EXERCISE INSTRUCTIONS ▸ Extract the listing in its entirety, keeping each line identical to the original.
>> Start ENTRIES
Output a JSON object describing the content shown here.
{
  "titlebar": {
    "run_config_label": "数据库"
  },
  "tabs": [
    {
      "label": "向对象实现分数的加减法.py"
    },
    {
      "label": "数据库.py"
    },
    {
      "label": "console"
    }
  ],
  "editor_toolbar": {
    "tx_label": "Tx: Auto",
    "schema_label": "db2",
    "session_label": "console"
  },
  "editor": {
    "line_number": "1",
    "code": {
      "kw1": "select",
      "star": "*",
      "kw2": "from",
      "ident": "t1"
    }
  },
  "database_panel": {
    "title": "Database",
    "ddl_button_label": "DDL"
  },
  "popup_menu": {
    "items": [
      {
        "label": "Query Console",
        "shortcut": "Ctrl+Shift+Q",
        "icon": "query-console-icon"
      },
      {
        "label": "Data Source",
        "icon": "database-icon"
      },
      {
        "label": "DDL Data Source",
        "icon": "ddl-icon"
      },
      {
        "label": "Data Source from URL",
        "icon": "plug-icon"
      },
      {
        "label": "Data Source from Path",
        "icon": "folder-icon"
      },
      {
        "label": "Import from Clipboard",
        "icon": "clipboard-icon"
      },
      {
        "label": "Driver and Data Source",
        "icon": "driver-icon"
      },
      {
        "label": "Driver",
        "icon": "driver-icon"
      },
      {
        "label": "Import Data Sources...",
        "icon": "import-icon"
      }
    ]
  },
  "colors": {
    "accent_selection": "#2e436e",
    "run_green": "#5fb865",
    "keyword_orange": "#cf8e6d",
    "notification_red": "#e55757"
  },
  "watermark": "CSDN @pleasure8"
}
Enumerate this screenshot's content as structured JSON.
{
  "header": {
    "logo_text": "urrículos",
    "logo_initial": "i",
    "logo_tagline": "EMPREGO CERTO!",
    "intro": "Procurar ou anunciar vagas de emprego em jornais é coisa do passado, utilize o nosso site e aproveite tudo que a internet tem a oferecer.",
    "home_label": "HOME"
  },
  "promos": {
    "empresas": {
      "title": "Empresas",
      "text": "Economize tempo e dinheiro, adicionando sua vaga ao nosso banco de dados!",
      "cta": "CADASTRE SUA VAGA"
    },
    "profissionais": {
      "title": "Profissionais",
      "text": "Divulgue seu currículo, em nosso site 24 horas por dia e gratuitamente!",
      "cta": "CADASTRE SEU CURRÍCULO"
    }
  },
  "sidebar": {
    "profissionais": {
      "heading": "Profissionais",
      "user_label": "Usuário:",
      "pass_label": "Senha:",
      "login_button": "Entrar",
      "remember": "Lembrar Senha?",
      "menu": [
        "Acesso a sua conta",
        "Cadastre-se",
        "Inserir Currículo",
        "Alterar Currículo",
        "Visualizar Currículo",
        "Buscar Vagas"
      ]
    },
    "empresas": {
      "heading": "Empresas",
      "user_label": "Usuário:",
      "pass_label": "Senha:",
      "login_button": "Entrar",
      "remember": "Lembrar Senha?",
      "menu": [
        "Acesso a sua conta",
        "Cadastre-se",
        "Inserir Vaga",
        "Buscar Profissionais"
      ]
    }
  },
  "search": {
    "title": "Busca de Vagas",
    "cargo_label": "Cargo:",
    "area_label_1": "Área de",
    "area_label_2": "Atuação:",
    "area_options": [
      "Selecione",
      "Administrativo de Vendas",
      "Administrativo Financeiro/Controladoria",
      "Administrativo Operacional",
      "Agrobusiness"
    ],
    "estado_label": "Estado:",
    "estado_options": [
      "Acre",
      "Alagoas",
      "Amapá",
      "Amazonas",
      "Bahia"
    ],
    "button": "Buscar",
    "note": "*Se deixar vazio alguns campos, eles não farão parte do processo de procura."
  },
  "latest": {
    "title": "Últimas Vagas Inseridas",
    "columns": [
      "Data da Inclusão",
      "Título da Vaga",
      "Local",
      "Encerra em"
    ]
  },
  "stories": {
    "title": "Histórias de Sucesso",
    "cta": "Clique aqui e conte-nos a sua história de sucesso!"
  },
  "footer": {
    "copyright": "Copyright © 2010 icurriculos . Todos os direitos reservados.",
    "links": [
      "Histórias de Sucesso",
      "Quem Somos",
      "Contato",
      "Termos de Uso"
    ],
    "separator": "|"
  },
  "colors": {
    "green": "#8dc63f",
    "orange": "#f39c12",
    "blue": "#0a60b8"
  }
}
>> End ENTRIES
SOLUTION TO THIS PROBLEM ▸
Output a JSON object describing the content shown here.
{
  "titlebar": {
    "run_config_label": "数据库"
  },
  "tabs": [
    {
      "label": "向对象实现分数的加减法.py"
    },
    {
      "label": "数据库.py"
    },
    {
      "label": "console"
    }
  ],
  "editor_toolbar": {
    "tx_label": "Tx: Auto",
    "schema_label": "db2",
    "session_label": "console"
  },
  "editor": {
    "line_number": "1",
    "code": {
      "kw1": "select",
      "star": "*",
      "kw2": "from",
      "ident": "t1"
    }
  },
  "database_panel": {
    "title": "Database",
    "ddl_button_label": "DDL"
  },
  "popup_menu": {
    "items": [
      {
        "label": "Query Console",
        "shortcut": "Ctrl+Shift+Q",
        "icon": "query-console-icon"
      },
      {
        "label": "Data Source",
        "icon": "database-icon"
      },
      {
        "label": "DDL Data Source",
        "icon": "ddl-icon"
      },
      {
        "label": "Data Source from URL",
        "icon": "plug-icon"
      },
      {
        "label": "Data Source from Path",
        "icon": "folder-icon"
      },
      {
        "label": "Import from Clipboard",
        "icon": "clipboard-icon"
      },
      {
        "label": "Driver and Data Source",
        "icon": "driver-icon"
      },
      {
        "label": "Driver",
        "icon": "driver-icon"
      },
      {
        "label": "Import Data Sources...",
        "icon": "import-icon"
      }
    ]
  },
  "colors": {
    "accent_selection": "#2e436e",
    "run_green": "#5fb865",
    "keyword_orange": "#cf8e6d",
    "notification_red": "#e55757"
  },
  "watermark": "CSDN @pleasure8"
}
Enumerate this screenshot's content as structured JSON.
{
  "header": {
    "logo_text": "urrículos",
    "logo_initial": "i",
    "logo_tagline": "EMPREGO CERTO!",
    "intro": "Procurar ou anunciar vagas de emprego em jornais é coisa do passado, utilize o nosso site e aproveite tudo que a internet tem a oferecer.",
    "home_label": "HOME"
  },
  "promos": {
    "empresas": {
      "title": "Empresas",
      "text": "Economize tempo e dinheiro, adicionando sua vaga ao nosso banco de dados!",
      "cta": "CADASTRE SUA VAGA"
    },
    "profissionais": {
      "title": "Profissionais",
      "text": "Divulgue seu currículo, em nosso site 24 horas por dia e gratuitamente!",
      "cta": "CADASTRE SEU CURRÍCULO"
    }
  },
  "sidebar": {
    "profissionais": {
      "heading": "Profissionais",
      "user_label": "Usuário:",
      "pass_label": "Senha:",
      "login_button": "Entrar",
      "remember": "Lembrar Senha?",
      "menu": [
        "Acesso a sua conta",
        "Cadastre-se",
        "Inserir Currículo",
        "Alterar Currículo",
        "Visualizar Currículo",
        "Buscar Vagas"
      ]
    },
    "empresas": {
      "heading": "Empresas",
      "user_label": "Usuário:",
      "pass_label": "Senha:",
      "login_button": "Entrar",
      "remember": "Lembrar Senha?",
      "menu": [
        "Acesso a sua conta",
        "Cadastre-se",
        "Inserir Vaga",
        "Buscar Profissionais"
      ]
    }
  },
  "search": {
    "title": "Busca de Vagas",
    "cargo_label": "Cargo:",
    "area_label_1": "Área de",
    "area_label_2": "Atuação:",
    "area_options": [
      "Selecione",
      "Administrativo de Vendas",
      "Administrativo Financeiro/Controladoria",
      "Administrativo Operacional",
      "Agrobusiness"
    ],
    "estado_label": "Estado:",
    "estado_options": [
      "Acre",
      "Alagoas",
      "Amapá",
      "Amazonas",
      "Bahia"
    ],
    "button": "Buscar",
    "note": "*Se deixar vazio alguns campos, eles não farão parte do processo de procura."
  },
  "latest": {
    "title": "Últimas Vagas Inseridas",
    "columns": [
      "Data da Inclusão",
      "Título da Vaga",
      "Local",
      "Encerra em"
    ]
  },
  "stories": {
    "title": "Histórias de Sucesso",
    "cta": "Clique aqui e conte-nos a sua história de sucesso!"
  },
  "footer": {
    "copyright": "Copyright © 2010 icurriculos . Todos os direitos reservados.",
    "links": [
      "Histórias de Sucesso",
      "Quem Somos",
      "Contato",
      "Termos de Uso"
    ],
    "separator": "|"
  },
  "colors": {
    "green": "#8dc63f",
    "orange": "#f39c12",
    "blue": "#0a60b8"
  }
}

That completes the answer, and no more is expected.